DATASET ROWS:

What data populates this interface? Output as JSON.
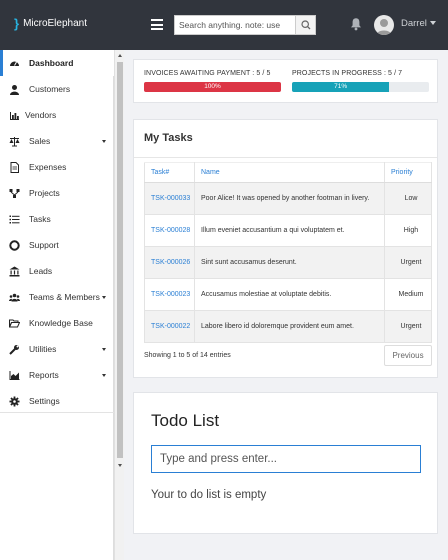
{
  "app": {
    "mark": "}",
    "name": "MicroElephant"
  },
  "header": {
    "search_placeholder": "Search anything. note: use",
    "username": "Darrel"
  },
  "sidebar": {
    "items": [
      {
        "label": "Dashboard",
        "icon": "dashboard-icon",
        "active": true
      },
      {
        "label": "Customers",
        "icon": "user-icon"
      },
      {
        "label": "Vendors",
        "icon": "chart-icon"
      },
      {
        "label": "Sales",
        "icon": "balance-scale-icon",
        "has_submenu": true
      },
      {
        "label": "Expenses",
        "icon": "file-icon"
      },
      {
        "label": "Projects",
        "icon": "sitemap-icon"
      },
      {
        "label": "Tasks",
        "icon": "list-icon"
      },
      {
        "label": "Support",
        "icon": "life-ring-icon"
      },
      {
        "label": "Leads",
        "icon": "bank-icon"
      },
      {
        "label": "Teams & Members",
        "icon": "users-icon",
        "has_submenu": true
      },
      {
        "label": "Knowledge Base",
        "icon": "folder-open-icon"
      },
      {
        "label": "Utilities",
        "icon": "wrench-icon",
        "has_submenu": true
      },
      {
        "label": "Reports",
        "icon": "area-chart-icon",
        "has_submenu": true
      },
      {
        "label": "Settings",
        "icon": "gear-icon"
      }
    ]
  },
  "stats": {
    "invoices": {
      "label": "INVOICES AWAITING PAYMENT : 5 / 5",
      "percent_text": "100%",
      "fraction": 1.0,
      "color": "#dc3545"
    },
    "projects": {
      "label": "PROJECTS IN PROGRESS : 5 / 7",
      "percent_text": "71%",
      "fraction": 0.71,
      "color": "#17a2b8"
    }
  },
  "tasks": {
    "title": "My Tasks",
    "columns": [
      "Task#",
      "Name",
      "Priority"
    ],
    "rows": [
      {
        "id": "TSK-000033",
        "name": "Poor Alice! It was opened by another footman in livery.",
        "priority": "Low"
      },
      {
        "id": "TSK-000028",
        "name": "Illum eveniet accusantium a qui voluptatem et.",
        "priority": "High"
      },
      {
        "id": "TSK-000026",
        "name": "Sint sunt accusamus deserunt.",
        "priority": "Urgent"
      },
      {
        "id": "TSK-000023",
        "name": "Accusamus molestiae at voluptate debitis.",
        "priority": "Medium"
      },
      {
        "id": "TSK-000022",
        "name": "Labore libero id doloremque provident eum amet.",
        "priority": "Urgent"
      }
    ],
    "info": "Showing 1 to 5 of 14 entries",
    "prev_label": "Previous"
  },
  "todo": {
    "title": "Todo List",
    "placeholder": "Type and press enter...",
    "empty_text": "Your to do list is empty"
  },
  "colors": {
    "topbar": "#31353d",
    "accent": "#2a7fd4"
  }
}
---
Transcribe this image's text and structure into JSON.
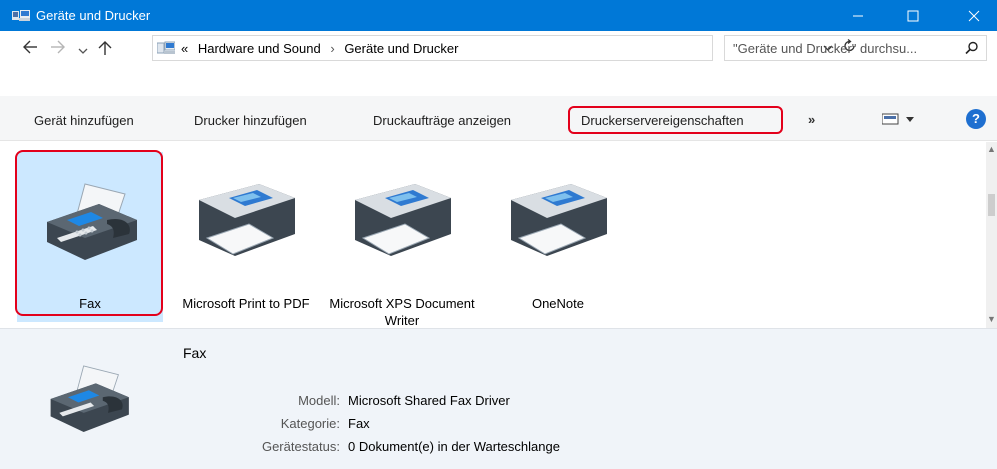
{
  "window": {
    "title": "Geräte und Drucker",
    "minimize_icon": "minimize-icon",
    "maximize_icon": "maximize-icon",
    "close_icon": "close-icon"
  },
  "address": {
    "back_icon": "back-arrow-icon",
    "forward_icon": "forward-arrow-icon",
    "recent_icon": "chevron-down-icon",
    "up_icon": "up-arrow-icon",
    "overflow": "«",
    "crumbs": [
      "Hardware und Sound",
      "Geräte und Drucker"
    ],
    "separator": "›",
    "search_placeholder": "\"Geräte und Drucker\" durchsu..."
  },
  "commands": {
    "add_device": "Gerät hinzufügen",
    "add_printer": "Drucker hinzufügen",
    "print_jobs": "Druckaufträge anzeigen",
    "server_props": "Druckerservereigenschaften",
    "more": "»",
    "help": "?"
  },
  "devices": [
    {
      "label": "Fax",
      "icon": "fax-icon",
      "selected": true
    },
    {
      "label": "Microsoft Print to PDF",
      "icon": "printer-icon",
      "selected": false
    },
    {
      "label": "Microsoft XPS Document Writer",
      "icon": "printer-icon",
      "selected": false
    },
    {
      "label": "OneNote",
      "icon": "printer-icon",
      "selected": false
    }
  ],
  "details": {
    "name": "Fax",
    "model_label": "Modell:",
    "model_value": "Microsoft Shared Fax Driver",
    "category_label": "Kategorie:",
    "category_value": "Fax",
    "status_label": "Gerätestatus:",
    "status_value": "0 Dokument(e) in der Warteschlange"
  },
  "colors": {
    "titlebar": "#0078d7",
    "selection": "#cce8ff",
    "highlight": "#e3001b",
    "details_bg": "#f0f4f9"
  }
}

WHAT IS REQUIRED:
From the material above, copy each line that includes the word "arrow".

TASK RESPONSE:
    "back_icon": "back-arrow-icon",
    "forward_icon": "forward-arrow-icon",
    "up_icon": "up-arrow-icon",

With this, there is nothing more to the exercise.